BRIEF => The answer should consist of each line from the data below that includes "logo".

[Opening TASK MATERIAL section]

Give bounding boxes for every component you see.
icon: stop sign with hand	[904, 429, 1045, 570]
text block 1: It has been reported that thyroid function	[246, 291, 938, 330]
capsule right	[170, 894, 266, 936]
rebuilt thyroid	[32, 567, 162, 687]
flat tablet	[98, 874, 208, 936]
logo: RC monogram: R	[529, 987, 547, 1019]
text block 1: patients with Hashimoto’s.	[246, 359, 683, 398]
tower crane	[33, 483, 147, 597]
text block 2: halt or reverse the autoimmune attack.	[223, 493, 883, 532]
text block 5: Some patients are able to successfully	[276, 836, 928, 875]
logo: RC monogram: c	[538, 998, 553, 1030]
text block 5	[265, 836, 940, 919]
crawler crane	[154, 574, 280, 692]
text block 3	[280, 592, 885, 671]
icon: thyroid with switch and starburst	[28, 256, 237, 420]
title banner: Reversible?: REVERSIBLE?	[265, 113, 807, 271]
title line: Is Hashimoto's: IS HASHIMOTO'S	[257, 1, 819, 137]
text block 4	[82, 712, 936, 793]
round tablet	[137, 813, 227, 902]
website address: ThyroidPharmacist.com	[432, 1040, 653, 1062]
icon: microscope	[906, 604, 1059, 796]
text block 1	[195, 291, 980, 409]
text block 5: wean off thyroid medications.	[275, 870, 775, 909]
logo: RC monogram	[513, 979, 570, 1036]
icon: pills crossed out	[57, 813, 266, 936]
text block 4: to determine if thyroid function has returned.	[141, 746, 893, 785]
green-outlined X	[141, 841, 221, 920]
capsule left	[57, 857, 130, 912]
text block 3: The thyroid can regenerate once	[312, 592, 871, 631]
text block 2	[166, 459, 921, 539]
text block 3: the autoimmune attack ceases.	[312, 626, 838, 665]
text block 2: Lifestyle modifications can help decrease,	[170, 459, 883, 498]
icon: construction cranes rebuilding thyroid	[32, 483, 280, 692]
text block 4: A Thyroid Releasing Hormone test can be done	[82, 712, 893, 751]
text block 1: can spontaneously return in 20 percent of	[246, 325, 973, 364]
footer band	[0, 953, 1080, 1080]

[Closing TASK MATERIAL section]

EXERCISE SOLUTION =>
logo: RC monogram: R	[529, 987, 547, 1019]
logo: RC monogram: c	[538, 998, 553, 1030]
logo: RC monogram	[513, 979, 570, 1036]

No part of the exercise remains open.